[Data records]
※
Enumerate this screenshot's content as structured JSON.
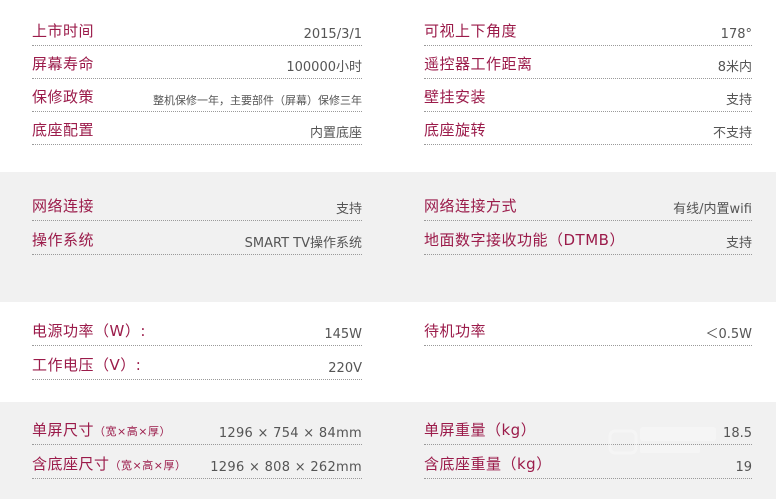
{
  "sections": {
    "basic": {
      "left": [
        {
          "label": "上市时间",
          "value": "2015/3/1"
        },
        {
          "label": "屏幕寿命",
          "value": "100000小时"
        },
        {
          "label": "保修政策",
          "value": "整机保修一年，主要部件（屏幕）保修三年"
        },
        {
          "label": "底座配置",
          "value": "内置底座"
        }
      ],
      "right": [
        {
          "label": "可视上下角度",
          "value": "178°"
        },
        {
          "label": "遥控器工作距离",
          "value": "8米内"
        },
        {
          "label": "壁挂安装",
          "value": "支持"
        },
        {
          "label": "底座旋转",
          "value": "不支持"
        }
      ]
    },
    "network": {
      "left": [
        {
          "label": "网络连接",
          "value": "支持"
        },
        {
          "label": "操作系统",
          "value": "SMART TV操作系统"
        }
      ],
      "right": [
        {
          "label": "网络连接方式",
          "value": "有线/内置wifi"
        },
        {
          "label": "地面数字接收功能（DTMB）",
          "value": "支持"
        }
      ]
    },
    "power": {
      "left": [
        {
          "label": "电源功率（W）:",
          "value": "145W"
        },
        {
          "label": "工作电压（V）:",
          "value": "220V"
        }
      ],
      "right": [
        {
          "label": "待机功率",
          "value": "＜0.5W"
        }
      ]
    },
    "size": {
      "left": [
        {
          "label": "单屏尺寸",
          "label_note": "（宽×高×厚）",
          "value": "1296 × 754 × 84mm"
        },
        {
          "label": "含底座尺寸",
          "label_note": "（宽×高×厚）",
          "value": "1296 × 808 × 262mm"
        }
      ],
      "right": [
        {
          "label": "单屏重量（kg）",
          "value": "18.5"
        },
        {
          "label": "含底座重量（kg）",
          "value": "19"
        }
      ]
    }
  }
}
※
• _Instructions for the task_
Output, exactly, all the records above; include no pictures.

• _Exercise solution_
Enumerate this screenshot's content as structured JSON.
{
  "sections": {
    "basic": {
      "left": [
        {
          "label": "上市时间",
          "value": "2015/3/1"
        },
        {
          "label": "屏幕寿命",
          "value": "100000小时"
        },
        {
          "label": "保修政策",
          "value": "整机保修一年，主要部件（屏幕）保修三年"
        },
        {
          "label": "底座配置",
          "value": "内置底座"
        }
      ],
      "right": [
        {
          "label": "可视上下角度",
          "value": "178°"
        },
        {
          "label": "遥控器工作距离",
          "value": "8米内"
        },
        {
          "label": "壁挂安装",
          "value": "支持"
        },
        {
          "label": "底座旋转",
          "value": "不支持"
        }
      ]
    },
    "network": {
      "left": [
        {
          "label": "网络连接",
          "value": "支持"
        },
        {
          "label": "操作系统",
          "value": "SMART TV操作系统"
        }
      ],
      "right": [
        {
          "label": "网络连接方式",
          "value": "有线/内置wifi"
        },
        {
          "label": "地面数字接收功能（DTMB）",
          "value": "支持"
        }
      ]
    },
    "power": {
      "left": [
        {
          "label": "电源功率（W）:",
          "value": "145W"
        },
        {
          "label": "工作电压（V）:",
          "value": "220V"
        }
      ],
      "right": [
        {
          "label": "待机功率",
          "value": "＜0.5W"
        }
      ]
    },
    "size": {
      "left": [
        {
          "label": "单屏尺寸",
          "label_note": "（宽×高×厚）",
          "value": "1296 × 754 × 84mm"
        },
        {
          "label": "含底座尺寸",
          "label_note": "（宽×高×厚）",
          "value": "1296 × 808 × 262mm"
        }
      ],
      "right": [
        {
          "label": "单屏重量（kg）",
          "value": "18.5"
        },
        {
          "label": "含底座重量（kg）",
          "value": "19"
        }
      ]
    }
  }
}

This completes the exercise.